- [Your task]: Copy all lines in which the word "Kuasa" can be found.

Data entries
══════
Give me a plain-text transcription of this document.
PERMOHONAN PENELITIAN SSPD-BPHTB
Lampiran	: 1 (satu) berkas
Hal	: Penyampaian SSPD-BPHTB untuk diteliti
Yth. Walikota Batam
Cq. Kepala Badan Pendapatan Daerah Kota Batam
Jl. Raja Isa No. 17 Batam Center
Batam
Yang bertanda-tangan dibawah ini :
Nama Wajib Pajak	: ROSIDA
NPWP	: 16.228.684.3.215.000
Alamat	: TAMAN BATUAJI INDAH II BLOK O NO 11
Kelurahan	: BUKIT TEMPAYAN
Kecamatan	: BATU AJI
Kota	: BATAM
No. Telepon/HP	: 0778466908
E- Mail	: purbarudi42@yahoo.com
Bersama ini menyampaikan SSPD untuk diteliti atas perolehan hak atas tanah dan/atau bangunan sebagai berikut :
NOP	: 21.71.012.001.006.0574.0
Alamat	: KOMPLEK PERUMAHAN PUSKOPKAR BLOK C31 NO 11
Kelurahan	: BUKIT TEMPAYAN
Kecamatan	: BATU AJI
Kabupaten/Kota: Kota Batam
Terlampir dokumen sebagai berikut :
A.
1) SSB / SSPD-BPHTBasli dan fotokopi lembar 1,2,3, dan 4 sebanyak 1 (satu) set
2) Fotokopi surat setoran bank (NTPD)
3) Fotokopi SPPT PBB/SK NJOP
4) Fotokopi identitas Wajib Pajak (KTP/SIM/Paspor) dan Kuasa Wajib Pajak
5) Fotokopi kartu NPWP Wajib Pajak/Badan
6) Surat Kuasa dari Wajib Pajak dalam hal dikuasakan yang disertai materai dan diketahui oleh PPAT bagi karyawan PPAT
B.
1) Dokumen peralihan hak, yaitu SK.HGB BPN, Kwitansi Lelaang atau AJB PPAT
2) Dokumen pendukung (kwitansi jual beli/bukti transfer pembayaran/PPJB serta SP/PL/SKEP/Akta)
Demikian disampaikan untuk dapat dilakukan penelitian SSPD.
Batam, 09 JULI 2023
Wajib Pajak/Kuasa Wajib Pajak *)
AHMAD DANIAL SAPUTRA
══════
- [Reply]:
4) Fotokopi identitas Wajib Pajak (KTP/SIM/Paspor) dan Kuasa Wajib Pajak
6) Surat Kuasa dari Wajib Pajak dalam hal dikuasakan yang disertai materai dan diketahui oleh PPAT bagi karyawan PPAT
Wajib Pajak/Kuasa Wajib Pajak *)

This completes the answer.